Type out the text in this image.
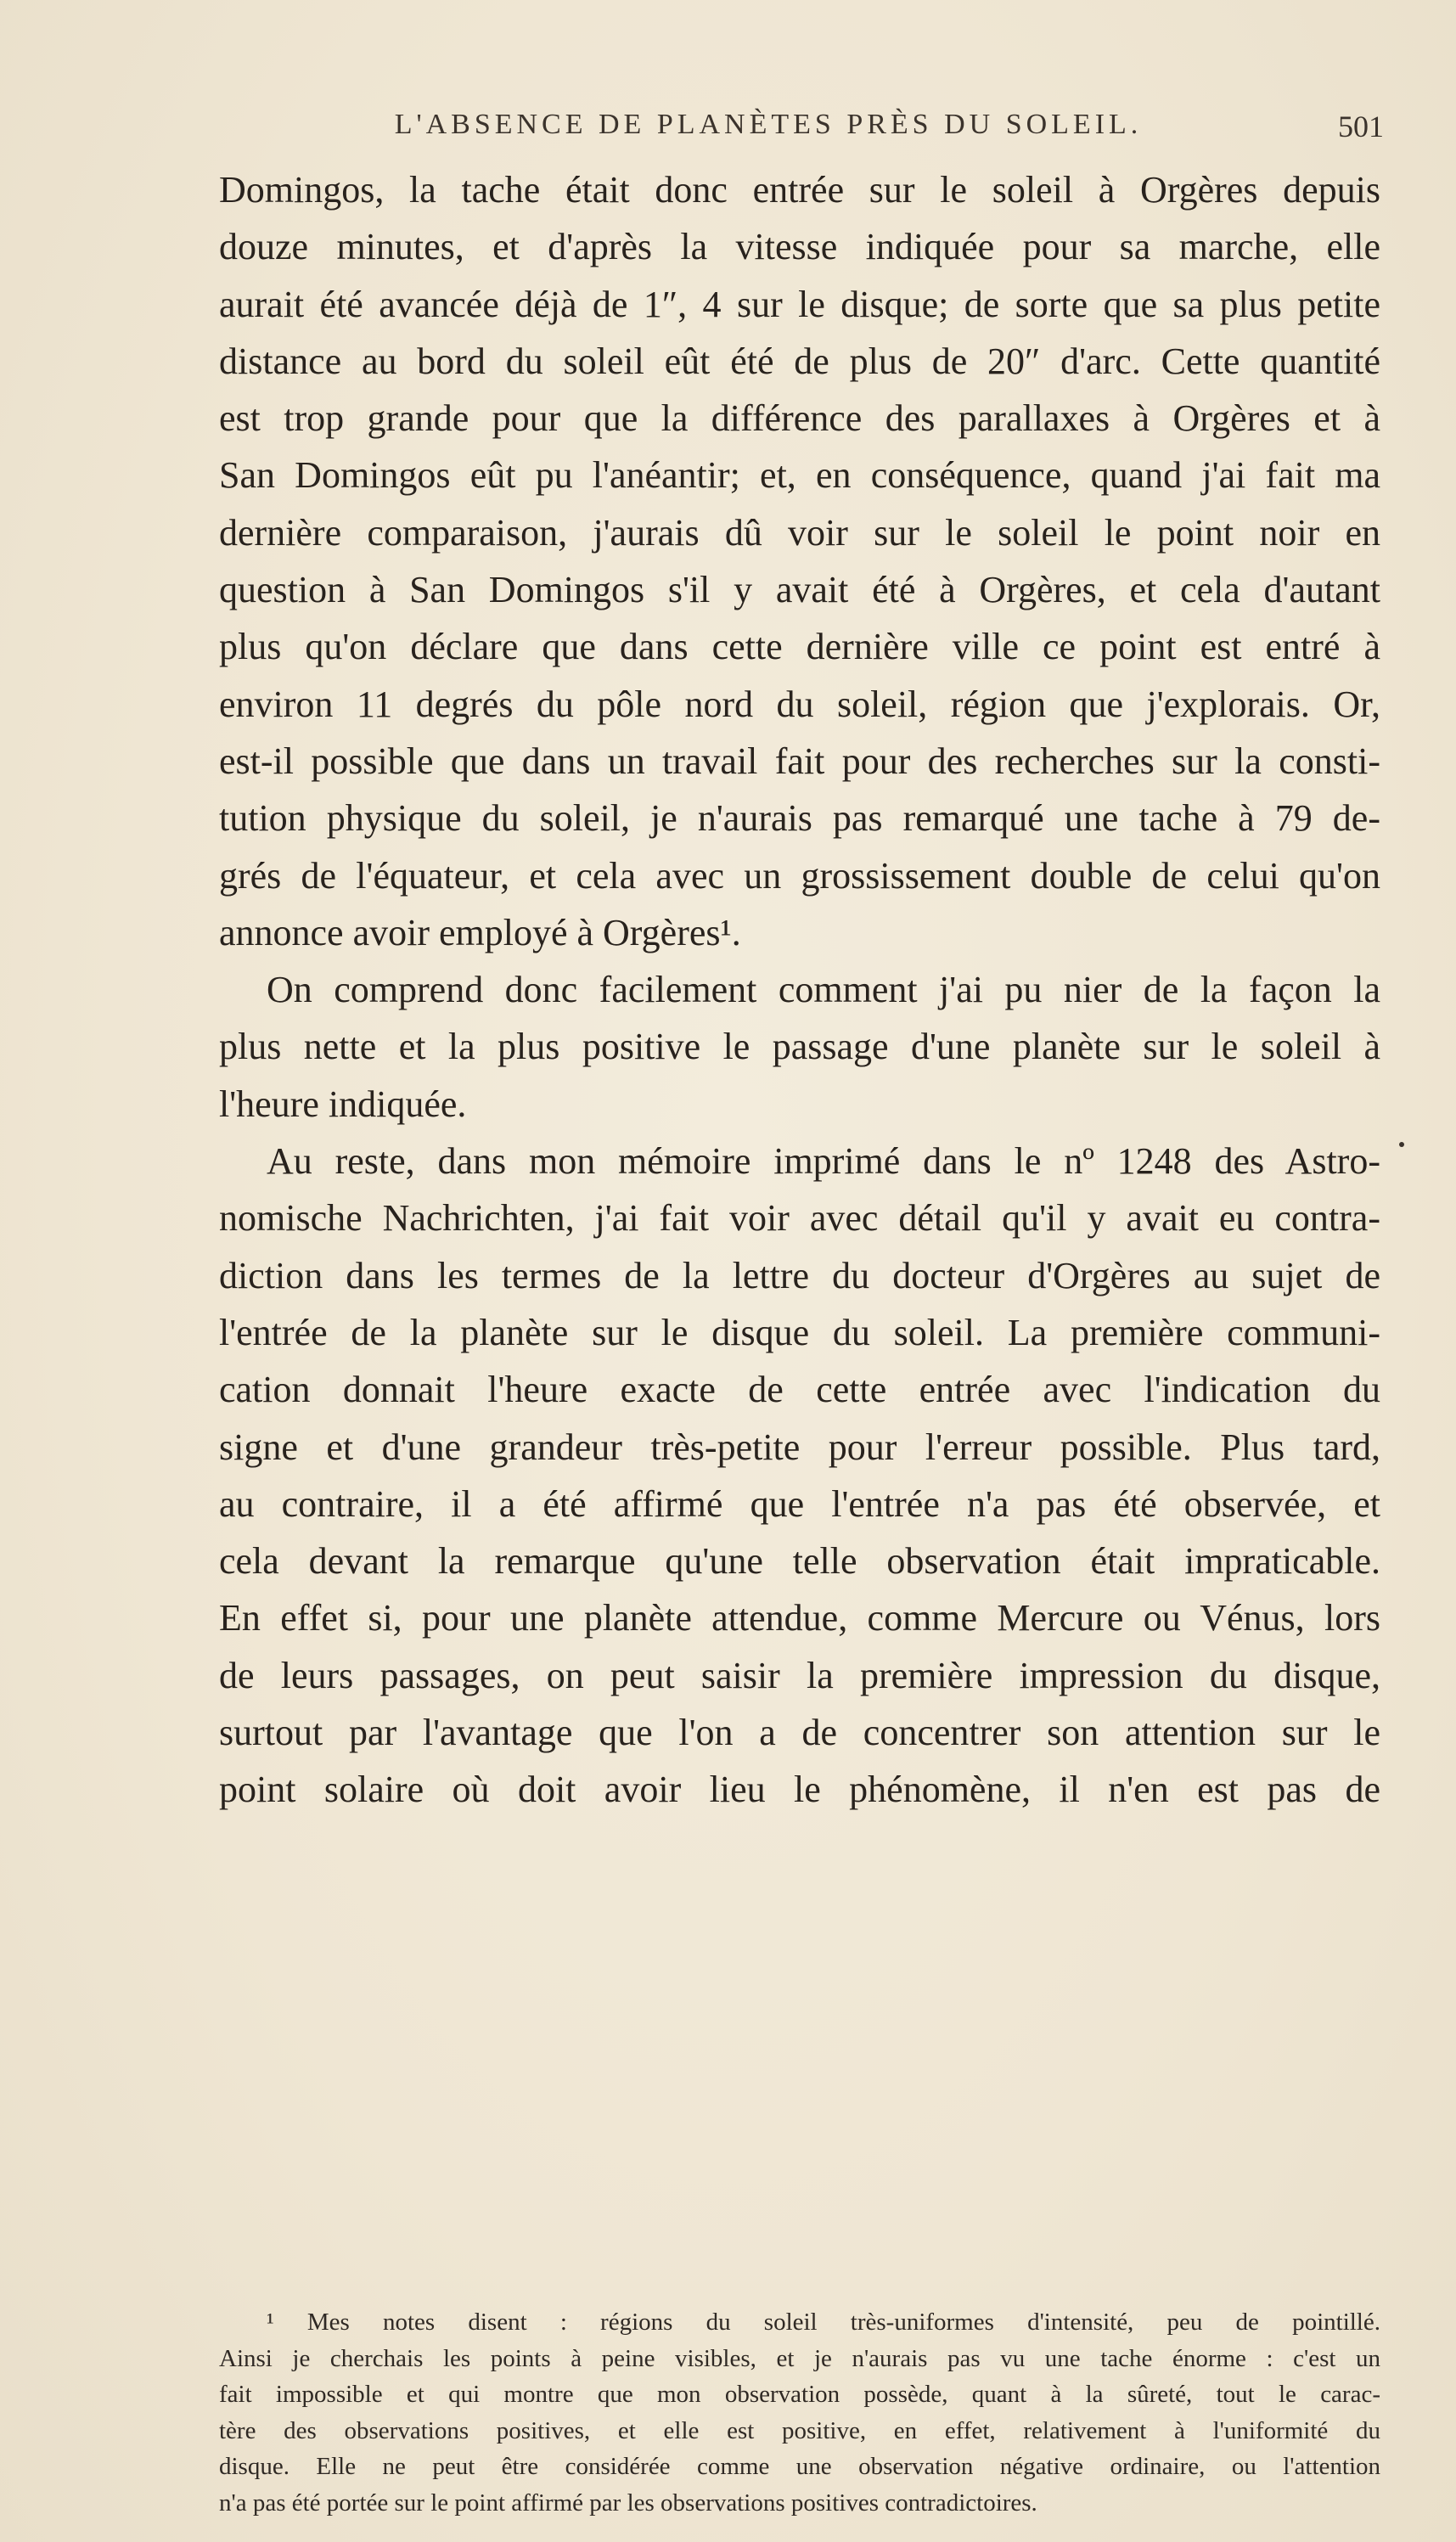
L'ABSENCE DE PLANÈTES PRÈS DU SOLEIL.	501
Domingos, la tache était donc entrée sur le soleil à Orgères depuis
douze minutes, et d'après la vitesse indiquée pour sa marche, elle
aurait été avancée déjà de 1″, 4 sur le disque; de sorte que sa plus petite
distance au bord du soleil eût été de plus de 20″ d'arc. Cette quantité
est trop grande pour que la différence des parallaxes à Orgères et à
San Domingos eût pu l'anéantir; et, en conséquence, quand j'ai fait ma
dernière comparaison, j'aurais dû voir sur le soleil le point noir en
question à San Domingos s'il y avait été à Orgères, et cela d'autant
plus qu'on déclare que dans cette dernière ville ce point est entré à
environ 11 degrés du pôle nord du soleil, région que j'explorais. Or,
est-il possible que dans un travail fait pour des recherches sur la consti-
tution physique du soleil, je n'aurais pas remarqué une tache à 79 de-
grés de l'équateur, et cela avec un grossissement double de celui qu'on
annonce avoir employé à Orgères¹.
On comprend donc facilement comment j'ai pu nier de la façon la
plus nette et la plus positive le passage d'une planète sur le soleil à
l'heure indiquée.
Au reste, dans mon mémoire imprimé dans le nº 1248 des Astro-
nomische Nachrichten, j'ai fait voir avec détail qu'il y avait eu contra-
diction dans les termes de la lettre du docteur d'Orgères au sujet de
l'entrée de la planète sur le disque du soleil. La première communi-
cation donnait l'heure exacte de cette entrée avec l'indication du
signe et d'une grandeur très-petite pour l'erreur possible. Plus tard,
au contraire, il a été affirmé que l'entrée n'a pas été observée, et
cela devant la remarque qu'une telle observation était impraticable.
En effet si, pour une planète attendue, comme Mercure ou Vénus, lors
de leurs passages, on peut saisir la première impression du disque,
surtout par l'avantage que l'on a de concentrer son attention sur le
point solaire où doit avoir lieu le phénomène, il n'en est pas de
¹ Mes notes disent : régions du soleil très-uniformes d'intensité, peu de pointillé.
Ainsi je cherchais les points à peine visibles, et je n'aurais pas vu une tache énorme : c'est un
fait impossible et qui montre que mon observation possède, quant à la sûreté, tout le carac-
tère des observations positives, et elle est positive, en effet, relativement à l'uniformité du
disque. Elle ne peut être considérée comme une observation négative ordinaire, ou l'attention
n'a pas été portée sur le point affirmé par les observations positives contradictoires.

+++++

From the data above, write out everything exactly except the pictures.

Final result:
Type out the text in this image.
L'ABSENCE DE PLANÈTES PRÈS DU SOLEIL.	501
Domingos, la tache était donc entrée sur le soleil à Orgères depuis
douze minutes, et d'après la vitesse indiquée pour sa marche, elle
aurait été avancée déjà de 1″, 4 sur le disque; de sorte que sa plus petite
distance au bord du soleil eût été de plus de 20″ d'arc. Cette quantité
est trop grande pour que la différence des parallaxes à Orgères et à
San Domingos eût pu l'anéantir; et, en conséquence, quand j'ai fait ma
dernière comparaison, j'aurais dû voir sur le soleil le point noir en
question à San Domingos s'il y avait été à Orgères, et cela d'autant
plus qu'on déclare que dans cette dernière ville ce point est entré à
environ 11 degrés du pôle nord du soleil, région que j'explorais. Or,
est-il possible que dans un travail fait pour des recherches sur la consti-
tution physique du soleil, je n'aurais pas remarqué une tache à 79 de-
grés de l'équateur, et cela avec un grossissement double de celui qu'on
annonce avoir employé à Orgères¹.
On comprend donc facilement comment j'ai pu nier de la façon la
plus nette et la plus positive le passage d'une planète sur le soleil à
l'heure indiquée.
Au reste, dans mon mémoire imprimé dans le nº 1248 des Astro-
nomische Nachrichten, j'ai fait voir avec détail qu'il y avait eu contra-
diction dans les termes de la lettre du docteur d'Orgères au sujet de
l'entrée de la planète sur le disque du soleil. La première communi-
cation donnait l'heure exacte de cette entrée avec l'indication du
signe et d'une grandeur très-petite pour l'erreur possible. Plus tard,
au contraire, il a été affirmé que l'entrée n'a pas été observée, et
cela devant la remarque qu'une telle observation était impraticable.
En effet si, pour une planète attendue, comme Mercure ou Vénus, lors
de leurs passages, on peut saisir la première impression du disque,
surtout par l'avantage que l'on a de concentrer son attention sur le
point solaire où doit avoir lieu le phénomène, il n'en est pas de
¹ Mes notes disent : régions du soleil très-uniformes d'intensité, peu de pointillé.
Ainsi je cherchais les points à peine visibles, et je n'aurais pas vu une tache énorme : c'est un
fait impossible et qui montre que mon observation possède, quant à la sûreté, tout le carac-
tère des observations positives, et elle est positive, en effet, relativement à l'uniformité du
disque. Elle ne peut être considérée comme une observation négative ordinaire, ou l'attention
n'a pas été portée sur le point affirmé par les observations positives contradictoires.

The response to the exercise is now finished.